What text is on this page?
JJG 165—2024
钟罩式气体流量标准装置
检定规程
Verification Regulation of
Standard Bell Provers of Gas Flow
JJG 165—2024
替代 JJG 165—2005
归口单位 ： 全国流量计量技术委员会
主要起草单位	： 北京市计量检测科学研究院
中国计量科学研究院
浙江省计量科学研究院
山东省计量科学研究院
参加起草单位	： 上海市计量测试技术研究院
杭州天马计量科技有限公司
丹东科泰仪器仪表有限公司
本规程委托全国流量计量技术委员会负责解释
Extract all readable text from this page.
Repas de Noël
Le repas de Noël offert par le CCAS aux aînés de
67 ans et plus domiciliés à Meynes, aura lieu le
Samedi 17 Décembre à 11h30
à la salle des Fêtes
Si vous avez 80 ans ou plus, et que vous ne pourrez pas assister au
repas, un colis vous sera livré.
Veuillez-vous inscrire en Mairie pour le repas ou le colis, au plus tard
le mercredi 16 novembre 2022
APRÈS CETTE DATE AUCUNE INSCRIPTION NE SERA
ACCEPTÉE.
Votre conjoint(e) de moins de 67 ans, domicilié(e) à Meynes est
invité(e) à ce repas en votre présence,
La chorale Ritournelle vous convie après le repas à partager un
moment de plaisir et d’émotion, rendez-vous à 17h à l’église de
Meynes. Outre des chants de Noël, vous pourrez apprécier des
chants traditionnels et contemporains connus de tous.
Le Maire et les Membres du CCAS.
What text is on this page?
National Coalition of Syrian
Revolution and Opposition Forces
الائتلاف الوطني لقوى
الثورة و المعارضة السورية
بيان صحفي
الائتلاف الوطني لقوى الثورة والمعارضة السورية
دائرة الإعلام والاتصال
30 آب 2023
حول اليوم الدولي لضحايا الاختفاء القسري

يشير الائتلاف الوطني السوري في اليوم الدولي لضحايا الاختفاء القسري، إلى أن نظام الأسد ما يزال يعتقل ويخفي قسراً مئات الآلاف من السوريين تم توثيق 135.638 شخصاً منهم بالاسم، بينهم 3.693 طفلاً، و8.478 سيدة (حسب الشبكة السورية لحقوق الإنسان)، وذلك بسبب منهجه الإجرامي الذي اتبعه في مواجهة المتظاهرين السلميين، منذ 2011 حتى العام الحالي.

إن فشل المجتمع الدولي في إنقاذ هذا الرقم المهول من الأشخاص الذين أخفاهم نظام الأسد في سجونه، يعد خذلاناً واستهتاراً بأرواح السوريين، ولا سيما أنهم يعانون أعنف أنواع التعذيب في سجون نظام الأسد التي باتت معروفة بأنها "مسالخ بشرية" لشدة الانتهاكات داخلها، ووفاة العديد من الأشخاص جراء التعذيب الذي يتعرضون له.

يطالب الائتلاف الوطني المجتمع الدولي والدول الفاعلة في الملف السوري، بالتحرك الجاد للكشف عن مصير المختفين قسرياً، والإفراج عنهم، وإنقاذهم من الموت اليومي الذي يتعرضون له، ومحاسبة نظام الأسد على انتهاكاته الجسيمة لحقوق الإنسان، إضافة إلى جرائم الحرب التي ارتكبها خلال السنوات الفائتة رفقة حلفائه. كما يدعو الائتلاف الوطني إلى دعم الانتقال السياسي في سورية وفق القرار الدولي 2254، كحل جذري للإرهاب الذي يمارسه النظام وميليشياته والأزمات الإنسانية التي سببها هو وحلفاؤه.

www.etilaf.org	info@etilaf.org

WHAT THE TASK REQUIRES: From the records above, please extract every line and repeat it exactly.

WORKED SOLUTION:
What text is on this page?
JJG 165—2024
钟罩式气体流量标准装置
检定规程
Verification Regulation of
Standard Bell Provers of Gas Flow
JJG 165—2024
替代 JJG 165—2005
归口单位 ： 全国流量计量技术委员会
主要起草单位	： 北京市计量检测科学研究院
中国计量科学研究院
浙江省计量科学研究院
山东省计量科学研究院
参加起草单位	： 上海市计量测试技术研究院
杭州天马计量科技有限公司
丹东科泰仪器仪表有限公司
本规程委托全国流量计量技术委员会负责解释
Extract all readable text from this page.
Repas de Noël
Le repas de Noël offert par le CCAS aux aînés de
67 ans et plus domiciliés à Meynes, aura lieu le
Samedi 17 Décembre à 11h30
à la salle des Fêtes
Si vous avez 80 ans ou plus, et que vous ne pourrez pas assister au
repas, un colis vous sera livré.
Veuillez-vous inscrire en Mairie pour le repas ou le colis, au plus tard
le mercredi 16 novembre 2022
APRÈS CETTE DATE AUCUNE INSCRIPTION NE SERA
ACCEPTÉE.
Votre conjoint(e) de moins de 67 ans, domicilié(e) à Meynes est
invité(e) à ce repas en votre présence,
La chorale Ritournelle vous convie après le repas à partager un
moment de plaisir et d’émotion, rendez-vous à 17h à l’église de
Meynes. Outre des chants de Noël, vous pourrez apprécier des
chants traditionnels et contemporains connus de tous.
Le Maire et les Membres du CCAS.
What text is on this page?
National Coalition of Syrian
Revolution and Opposition Forces
الائتلاف الوطني لقوى
الثورة و المعارضة السورية
بيان صحفي
الائتلاف الوطني لقوى الثورة والمعارضة السورية
دائرة الإعلام والاتصال
30 آب 2023
حول اليوم الدولي لضحايا الاختفاء القسري

يشير الائتلاف الوطني السوري في اليوم الدولي لضحايا الاختفاء القسري، إلى أن نظام الأسد ما يزال يعتقل ويخفي قسراً مئات الآلاف من السوريين تم توثيق 135.638 شخصاً منهم بالاسم، بينهم 3.693 طفلاً، و8.478 سيدة (حسب الشبكة السورية لحقوق الإنسان)، وذلك بسبب منهجه الإجرامي الذي اتبعه في مواجهة المتظاهرين السلميين، منذ 2011 حتى العام الحالي.

إن فشل المجتمع الدولي في إنقاذ هذا الرقم المهول من الأشخاص الذين أخفاهم نظام الأسد في سجونه، يعد خذلاناً واستهتاراً بأرواح السوريين، ولا سيما أنهم يعانون أعنف أنواع التعذيب في سجون نظام الأسد التي باتت معروفة بأنها "مسالخ بشرية" لشدة الانتهاكات داخلها، ووفاة العديد من الأشخاص جراء التعذيب الذي يتعرضون له.

يطالب الائتلاف الوطني المجتمع الدولي والدول الفاعلة في الملف السوري، بالتحرك الجاد للكشف عن مصير المختفين قسرياً، والإفراج عنهم، وإنقاذهم من الموت اليومي الذي يتعرضون له، ومحاسبة نظام الأسد على انتهاكاته الجسيمة لحقوق الإنسان، إضافة إلى جرائم الحرب التي ارتكبها خلال السنوات الفائتة رفقة حلفائه. كما يدعو الائتلاف الوطني إلى دعم الانتقال السياسي في سورية وفق القرار الدولي 2254، كحل جذري للإرهاب الذي يمارسه النظام وميليشياته والأزمات الإنسانية التي سببها هو وحلفاؤه.

www.etilaf.org	info@etilaf.org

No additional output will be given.